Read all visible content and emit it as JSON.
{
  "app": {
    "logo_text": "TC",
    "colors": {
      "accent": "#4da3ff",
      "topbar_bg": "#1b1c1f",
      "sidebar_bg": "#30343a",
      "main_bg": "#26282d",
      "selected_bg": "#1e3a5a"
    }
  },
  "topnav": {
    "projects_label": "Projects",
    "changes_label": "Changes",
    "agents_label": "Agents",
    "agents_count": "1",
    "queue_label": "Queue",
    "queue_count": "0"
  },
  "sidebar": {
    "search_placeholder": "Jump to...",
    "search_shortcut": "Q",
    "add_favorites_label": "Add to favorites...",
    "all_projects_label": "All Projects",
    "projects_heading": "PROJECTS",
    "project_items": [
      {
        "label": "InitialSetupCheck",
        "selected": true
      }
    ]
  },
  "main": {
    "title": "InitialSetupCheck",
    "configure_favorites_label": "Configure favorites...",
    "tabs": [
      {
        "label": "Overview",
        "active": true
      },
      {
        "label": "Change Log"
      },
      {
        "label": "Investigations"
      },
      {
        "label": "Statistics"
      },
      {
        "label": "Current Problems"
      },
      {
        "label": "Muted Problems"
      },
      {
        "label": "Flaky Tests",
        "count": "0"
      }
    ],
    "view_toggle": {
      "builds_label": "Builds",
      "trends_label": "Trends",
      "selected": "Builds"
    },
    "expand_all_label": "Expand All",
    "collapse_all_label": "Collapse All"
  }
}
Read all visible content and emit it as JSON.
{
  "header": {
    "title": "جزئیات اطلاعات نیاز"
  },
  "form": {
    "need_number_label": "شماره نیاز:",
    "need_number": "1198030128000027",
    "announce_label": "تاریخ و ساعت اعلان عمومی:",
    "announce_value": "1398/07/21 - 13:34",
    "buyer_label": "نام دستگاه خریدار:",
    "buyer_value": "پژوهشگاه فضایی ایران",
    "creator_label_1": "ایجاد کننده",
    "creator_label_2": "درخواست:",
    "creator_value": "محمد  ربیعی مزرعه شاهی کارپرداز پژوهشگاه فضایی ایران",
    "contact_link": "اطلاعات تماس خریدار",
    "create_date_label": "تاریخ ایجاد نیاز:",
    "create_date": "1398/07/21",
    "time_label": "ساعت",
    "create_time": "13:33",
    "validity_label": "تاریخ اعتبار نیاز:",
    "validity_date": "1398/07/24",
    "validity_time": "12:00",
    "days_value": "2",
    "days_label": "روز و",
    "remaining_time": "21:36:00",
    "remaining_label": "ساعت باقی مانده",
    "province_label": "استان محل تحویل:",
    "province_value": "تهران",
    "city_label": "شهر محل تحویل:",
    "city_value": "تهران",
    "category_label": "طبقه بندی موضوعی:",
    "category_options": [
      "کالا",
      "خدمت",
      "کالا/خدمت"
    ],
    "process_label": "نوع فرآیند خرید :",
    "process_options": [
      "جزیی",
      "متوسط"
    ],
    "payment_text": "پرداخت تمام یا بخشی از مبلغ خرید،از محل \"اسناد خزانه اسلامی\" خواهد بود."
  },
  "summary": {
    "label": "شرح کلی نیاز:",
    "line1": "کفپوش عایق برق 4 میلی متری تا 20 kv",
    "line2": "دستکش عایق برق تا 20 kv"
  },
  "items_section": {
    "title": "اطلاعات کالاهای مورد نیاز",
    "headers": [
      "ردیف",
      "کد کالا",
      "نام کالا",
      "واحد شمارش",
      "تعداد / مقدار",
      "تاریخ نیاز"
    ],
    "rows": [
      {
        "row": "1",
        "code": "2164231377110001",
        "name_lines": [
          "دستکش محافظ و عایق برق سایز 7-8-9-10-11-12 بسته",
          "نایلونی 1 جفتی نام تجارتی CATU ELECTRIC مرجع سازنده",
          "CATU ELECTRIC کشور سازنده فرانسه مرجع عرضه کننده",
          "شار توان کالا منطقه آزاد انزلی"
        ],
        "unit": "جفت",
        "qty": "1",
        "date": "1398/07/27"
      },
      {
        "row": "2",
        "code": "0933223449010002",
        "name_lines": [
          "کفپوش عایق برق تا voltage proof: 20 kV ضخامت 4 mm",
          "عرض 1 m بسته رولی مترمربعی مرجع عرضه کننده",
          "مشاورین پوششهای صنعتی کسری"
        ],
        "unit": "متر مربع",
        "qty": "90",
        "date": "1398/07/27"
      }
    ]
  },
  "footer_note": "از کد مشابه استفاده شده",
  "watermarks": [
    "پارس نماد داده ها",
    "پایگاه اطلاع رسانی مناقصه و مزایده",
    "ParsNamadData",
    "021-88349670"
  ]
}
* * *
Task prompt —
Emit the full listing verbatim.

Exercise solution —
Read all visible content and emit it as JSON.
{
  "app": {
    "logo_text": "TC",
    "colors": {
      "accent": "#4da3ff",
      "topbar_bg": "#1b1c1f",
      "sidebar_bg": "#30343a",
      "main_bg": "#26282d",
      "selected_bg": "#1e3a5a"
    }
  },
  "topnav": {
    "projects_label": "Projects",
    "changes_label": "Changes",
    "agents_label": "Agents",
    "agents_count": "1",
    "queue_label": "Queue",
    "queue_count": "0"
  },
  "sidebar": {
    "search_placeholder": "Jump to...",
    "search_shortcut": "Q",
    "add_favorites_label": "Add to favorites...",
    "all_projects_label": "All Projects",
    "projects_heading": "PROJECTS",
    "project_items": [
      {
        "label": "InitialSetupCheck",
        "selected": true
      }
    ]
  },
  "main": {
    "title": "InitialSetupCheck",
    "configure_favorites_label": "Configure favorites...",
    "tabs": [
      {
        "label": "Overview",
        "active": true
      },
      {
        "label": "Change Log"
      },
      {
        "label": "Investigations"
      },
      {
        "label": "Statistics"
      },
      {
        "label": "Current Problems"
      },
      {
        "label": "Muted Problems"
      },
      {
        "label": "Flaky Tests",
        "count": "0"
      }
    ],
    "view_toggle": {
      "builds_label": "Builds",
      "trends_label": "Trends",
      "selected": "Builds"
    },
    "expand_all_label": "Expand All",
    "collapse_all_label": "Collapse All"
  }
}
Read all visible content and emit it as JSON.
{
  "header": {
    "title": "جزئیات اطلاعات نیاز"
  },
  "form": {
    "need_number_label": "شماره نیاز:",
    "need_number": "1198030128000027",
    "announce_label": "تاریخ و ساعت اعلان عمومی:",
    "announce_value": "1398/07/21 - 13:34",
    "buyer_label": "نام دستگاه خریدار:",
    "buyer_value": "پژوهشگاه فضایی ایران",
    "creator_label_1": "ایجاد کننده",
    "creator_label_2": "درخواست:",
    "creator_value": "محمد  ربیعی مزرعه شاهی کارپرداز پژوهشگاه فضایی ایران",
    "contact_link": "اطلاعات تماس خریدار",
    "create_date_label": "تاریخ ایجاد نیاز:",
    "create_date": "1398/07/21",
    "time_label": "ساعت",
    "create_time": "13:33",
    "validity_label": "تاریخ اعتبار نیاز:",
    "validity_date": "1398/07/24",
    "validity_time": "12:00",
    "days_value": "2",
    "days_label": "روز و",
    "remaining_time": "21:36:00",
    "remaining_label": "ساعت باقی مانده",
    "province_label": "استان محل تحویل:",
    "province_value": "تهران",
    "city_label": "شهر محل تحویل:",
    "city_value": "تهران",
    "category_label": "طبقه بندی موضوعی:",
    "category_options": [
      "کالا",
      "خدمت",
      "کالا/خدمت"
    ],
    "process_label": "نوع فرآیند خرید :",
    "process_options": [
      "جزیی",
      "متوسط"
    ],
    "payment_text": "پرداخت تمام یا بخشی از مبلغ خرید،از محل \"اسناد خزانه اسلامی\" خواهد بود."
  },
  "summary": {
    "label": "شرح کلی نیاز:",
    "line1": "کفپوش عایق برق 4 میلی متری تا 20 kv",
    "line2": "دستکش عایق برق تا 20 kv"
  },
  "items_section": {
    "title": "اطلاعات کالاهای مورد نیاز",
    "headers": [
      "ردیف",
      "کد کالا",
      "نام کالا",
      "واحد شمارش",
      "تعداد / مقدار",
      "تاریخ نیاز"
    ],
    "rows": [
      {
        "row": "1",
        "code": "2164231377110001",
        "name_lines": [
          "دستکش محافظ و عایق برق سایز 7-8-9-10-11-12 بسته",
          "نایلونی 1 جفتی نام تجارتی CATU ELECTRIC مرجع سازنده",
          "CATU ELECTRIC کشور سازنده فرانسه مرجع عرضه کننده",
          "شار توان کالا منطقه آزاد انزلی"
        ],
        "unit": "جفت",
        "qty": "1",
        "date": "1398/07/27"
      },
      {
        "row": "2",
        "code": "0933223449010002",
        "name_lines": [
          "کفپوش عایق برق تا voltage proof: 20 kV ضخامت 4 mm",
          "عرض 1 m بسته رولی مترمربعی مرجع عرضه کننده",
          "مشاورین پوششهای صنعتی کسری"
        ],
        "unit": "متر مربع",
        "qty": "90",
        "date": "1398/07/27"
      }
    ]
  },
  "footer_note": "از کد مشابه استفاده شده",
  "watermarks": [
    "پارس نماد داده ها",
    "پایگاه اطلاع رسانی مناقصه و مزایده",
    "ParsNamadData",
    "021-88349670"
  ]
}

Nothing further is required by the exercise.